TASK OBJECTIVE >> Please repeat the items below word for word, from the first line up to and including the line with "- checkbox-icon[interactable]: □: [240, 145, 250, 158]".

Spatial annotation records
──────
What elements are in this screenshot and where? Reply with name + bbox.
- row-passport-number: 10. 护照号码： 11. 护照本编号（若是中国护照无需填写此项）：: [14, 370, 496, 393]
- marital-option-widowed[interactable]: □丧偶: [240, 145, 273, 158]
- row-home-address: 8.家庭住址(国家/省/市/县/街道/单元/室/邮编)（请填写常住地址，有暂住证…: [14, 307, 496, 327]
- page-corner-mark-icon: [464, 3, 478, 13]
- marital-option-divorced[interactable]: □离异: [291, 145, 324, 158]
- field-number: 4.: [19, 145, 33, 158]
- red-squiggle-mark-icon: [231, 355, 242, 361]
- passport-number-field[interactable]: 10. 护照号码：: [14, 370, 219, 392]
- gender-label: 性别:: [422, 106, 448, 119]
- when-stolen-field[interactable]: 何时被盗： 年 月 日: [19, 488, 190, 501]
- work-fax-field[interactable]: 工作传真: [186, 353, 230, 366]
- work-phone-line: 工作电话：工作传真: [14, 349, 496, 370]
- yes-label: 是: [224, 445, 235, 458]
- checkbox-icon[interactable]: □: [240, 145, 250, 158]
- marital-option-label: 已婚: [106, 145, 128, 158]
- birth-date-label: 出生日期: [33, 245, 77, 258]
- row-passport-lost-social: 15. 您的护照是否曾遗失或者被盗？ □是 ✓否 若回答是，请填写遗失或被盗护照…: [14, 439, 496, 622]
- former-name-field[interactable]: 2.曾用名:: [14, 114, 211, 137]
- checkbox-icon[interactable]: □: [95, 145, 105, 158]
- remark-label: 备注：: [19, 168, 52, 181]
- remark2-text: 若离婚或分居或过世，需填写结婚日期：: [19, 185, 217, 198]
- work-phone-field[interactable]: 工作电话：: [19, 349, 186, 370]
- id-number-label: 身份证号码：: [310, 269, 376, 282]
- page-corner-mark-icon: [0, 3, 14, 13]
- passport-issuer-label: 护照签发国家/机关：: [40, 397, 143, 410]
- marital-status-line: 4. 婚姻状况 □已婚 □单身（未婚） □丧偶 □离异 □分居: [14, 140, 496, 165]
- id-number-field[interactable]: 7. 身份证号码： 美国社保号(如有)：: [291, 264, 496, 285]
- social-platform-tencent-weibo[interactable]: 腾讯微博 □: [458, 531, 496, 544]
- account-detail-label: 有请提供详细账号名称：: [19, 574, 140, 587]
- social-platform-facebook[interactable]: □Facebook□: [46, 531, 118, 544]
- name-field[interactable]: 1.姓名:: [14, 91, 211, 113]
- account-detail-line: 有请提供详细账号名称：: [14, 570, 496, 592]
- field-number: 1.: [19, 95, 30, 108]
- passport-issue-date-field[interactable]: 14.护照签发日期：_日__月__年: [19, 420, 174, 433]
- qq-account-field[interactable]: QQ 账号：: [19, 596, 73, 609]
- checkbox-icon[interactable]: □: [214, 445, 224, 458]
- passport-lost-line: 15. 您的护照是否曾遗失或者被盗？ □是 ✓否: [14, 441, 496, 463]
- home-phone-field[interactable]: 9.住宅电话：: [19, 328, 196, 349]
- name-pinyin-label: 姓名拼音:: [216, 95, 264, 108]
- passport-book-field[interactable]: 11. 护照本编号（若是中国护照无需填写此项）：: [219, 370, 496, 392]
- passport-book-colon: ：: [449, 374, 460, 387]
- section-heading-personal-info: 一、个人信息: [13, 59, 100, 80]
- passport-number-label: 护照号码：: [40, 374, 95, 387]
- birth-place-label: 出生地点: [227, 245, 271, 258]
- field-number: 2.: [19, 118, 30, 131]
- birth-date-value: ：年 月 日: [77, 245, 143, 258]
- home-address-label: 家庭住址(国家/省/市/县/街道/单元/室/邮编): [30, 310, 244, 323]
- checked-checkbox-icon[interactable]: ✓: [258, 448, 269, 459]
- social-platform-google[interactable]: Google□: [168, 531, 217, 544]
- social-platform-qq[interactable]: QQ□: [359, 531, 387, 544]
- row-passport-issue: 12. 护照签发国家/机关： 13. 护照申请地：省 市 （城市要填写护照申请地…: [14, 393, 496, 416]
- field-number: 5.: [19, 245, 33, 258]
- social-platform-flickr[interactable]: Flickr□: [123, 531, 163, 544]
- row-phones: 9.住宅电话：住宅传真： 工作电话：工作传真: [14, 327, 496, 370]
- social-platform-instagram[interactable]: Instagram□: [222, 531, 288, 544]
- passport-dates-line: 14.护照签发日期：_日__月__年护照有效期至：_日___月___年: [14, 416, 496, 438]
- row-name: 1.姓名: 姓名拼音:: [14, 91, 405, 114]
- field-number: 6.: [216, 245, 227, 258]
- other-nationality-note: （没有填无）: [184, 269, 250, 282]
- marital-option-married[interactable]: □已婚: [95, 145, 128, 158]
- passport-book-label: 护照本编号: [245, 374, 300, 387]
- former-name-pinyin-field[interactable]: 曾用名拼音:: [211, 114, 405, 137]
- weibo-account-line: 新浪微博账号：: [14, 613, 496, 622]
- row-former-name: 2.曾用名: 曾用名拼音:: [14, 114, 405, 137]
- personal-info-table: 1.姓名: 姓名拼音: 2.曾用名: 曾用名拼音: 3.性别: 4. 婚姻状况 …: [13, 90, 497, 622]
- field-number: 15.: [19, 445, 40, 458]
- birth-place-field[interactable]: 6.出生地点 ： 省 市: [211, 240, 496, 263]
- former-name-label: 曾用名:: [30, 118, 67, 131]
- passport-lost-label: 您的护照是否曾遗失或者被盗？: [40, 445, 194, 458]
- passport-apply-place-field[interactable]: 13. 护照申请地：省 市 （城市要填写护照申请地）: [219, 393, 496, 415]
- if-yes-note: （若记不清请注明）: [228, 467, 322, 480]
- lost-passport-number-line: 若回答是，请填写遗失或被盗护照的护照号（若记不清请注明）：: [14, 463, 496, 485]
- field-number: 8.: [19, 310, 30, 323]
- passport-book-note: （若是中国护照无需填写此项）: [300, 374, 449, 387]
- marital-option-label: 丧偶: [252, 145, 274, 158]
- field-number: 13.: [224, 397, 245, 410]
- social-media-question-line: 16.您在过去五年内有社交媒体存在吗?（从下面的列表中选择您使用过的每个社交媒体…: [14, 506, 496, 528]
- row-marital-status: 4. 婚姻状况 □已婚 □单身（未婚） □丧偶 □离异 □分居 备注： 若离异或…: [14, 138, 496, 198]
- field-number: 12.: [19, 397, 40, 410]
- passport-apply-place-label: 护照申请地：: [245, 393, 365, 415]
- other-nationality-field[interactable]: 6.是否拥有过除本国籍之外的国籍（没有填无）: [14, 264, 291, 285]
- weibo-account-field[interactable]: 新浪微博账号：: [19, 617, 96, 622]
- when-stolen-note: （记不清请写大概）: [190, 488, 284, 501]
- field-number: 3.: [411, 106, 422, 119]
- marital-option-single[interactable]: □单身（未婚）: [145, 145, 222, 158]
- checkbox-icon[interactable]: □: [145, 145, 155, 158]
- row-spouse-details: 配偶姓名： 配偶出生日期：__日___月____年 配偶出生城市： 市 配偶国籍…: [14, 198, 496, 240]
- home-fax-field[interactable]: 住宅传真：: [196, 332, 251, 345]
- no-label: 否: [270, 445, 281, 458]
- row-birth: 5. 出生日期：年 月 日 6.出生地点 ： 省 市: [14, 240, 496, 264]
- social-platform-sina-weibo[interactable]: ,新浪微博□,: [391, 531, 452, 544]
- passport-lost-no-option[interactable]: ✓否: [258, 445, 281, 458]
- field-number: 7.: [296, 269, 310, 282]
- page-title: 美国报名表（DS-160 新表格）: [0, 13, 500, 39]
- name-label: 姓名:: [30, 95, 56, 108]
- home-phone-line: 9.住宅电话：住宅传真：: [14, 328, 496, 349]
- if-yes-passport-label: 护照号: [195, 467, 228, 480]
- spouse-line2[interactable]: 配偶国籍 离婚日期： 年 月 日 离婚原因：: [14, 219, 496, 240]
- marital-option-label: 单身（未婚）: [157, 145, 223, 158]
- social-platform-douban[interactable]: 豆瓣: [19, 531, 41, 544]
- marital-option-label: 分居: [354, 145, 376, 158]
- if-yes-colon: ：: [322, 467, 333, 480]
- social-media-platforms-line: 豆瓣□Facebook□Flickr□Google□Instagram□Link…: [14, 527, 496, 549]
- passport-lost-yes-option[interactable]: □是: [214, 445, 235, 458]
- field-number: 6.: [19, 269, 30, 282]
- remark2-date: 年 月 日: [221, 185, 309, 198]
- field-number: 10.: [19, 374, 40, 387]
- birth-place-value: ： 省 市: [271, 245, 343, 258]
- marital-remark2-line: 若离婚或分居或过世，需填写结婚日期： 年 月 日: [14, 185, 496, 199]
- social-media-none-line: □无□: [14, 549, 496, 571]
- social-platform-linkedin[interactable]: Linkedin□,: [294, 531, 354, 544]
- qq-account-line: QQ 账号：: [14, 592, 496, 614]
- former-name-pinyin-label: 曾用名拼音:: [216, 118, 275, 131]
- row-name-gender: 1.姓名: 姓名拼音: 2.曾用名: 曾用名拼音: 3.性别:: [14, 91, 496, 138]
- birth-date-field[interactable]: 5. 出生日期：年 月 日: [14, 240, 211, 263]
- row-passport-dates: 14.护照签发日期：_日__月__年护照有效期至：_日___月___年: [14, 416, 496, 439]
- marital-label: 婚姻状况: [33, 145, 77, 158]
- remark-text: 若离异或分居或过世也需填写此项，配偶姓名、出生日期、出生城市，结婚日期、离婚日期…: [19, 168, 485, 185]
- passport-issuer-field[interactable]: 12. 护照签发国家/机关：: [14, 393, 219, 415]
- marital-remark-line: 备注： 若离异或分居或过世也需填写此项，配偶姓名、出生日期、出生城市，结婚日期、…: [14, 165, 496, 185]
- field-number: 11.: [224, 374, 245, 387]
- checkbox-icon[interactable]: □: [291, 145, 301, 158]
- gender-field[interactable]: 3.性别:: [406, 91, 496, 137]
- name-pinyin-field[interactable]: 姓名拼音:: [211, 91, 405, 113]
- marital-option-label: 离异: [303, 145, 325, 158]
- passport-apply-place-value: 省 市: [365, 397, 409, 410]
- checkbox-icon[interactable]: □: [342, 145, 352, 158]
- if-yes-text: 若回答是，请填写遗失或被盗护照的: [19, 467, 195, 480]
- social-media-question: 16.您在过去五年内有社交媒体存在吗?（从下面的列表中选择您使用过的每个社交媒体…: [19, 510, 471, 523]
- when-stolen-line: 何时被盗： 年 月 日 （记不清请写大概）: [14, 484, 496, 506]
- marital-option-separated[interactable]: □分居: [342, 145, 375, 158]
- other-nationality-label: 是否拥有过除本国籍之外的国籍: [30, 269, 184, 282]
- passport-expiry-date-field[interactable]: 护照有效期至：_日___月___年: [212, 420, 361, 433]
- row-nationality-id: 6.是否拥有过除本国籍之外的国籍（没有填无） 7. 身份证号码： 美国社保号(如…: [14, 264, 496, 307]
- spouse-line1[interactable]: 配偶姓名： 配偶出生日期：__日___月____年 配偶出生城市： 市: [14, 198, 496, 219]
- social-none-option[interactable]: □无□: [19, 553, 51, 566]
──────
FULL SOLUTION >>
What elements are in this screenshot and where? Reply with name + bbox.
- row-passport-number: 10. 护照号码： 11. 护照本编号（若是中国护照无需填写此项）：: [14, 370, 496, 393]
- marital-option-widowed[interactable]: □丧偶: [240, 145, 273, 158]
- row-home-address: 8.家庭住址(国家/省/市/县/街道/单元/室/邮编)（请填写常住地址，有暂住证…: [14, 307, 496, 327]
- page-corner-mark-icon: [464, 3, 478, 13]
- marital-option-divorced[interactable]: □离异: [291, 145, 324, 158]
- field-number: 4.: [19, 145, 33, 158]
- red-squiggle-mark-icon: [231, 355, 242, 361]
- passport-number-field[interactable]: 10. 护照号码：: [14, 370, 219, 392]
- gender-label: 性别:: [422, 106, 448, 119]
- when-stolen-field[interactable]: 何时被盗： 年 月 日: [19, 488, 190, 501]
- work-fax-field[interactable]: 工作传真: [186, 353, 230, 366]
- work-phone-line: 工作电话：工作传真: [14, 349, 496, 370]
- yes-label: 是: [224, 445, 235, 458]
- checkbox-icon[interactable]: □: [240, 145, 250, 158]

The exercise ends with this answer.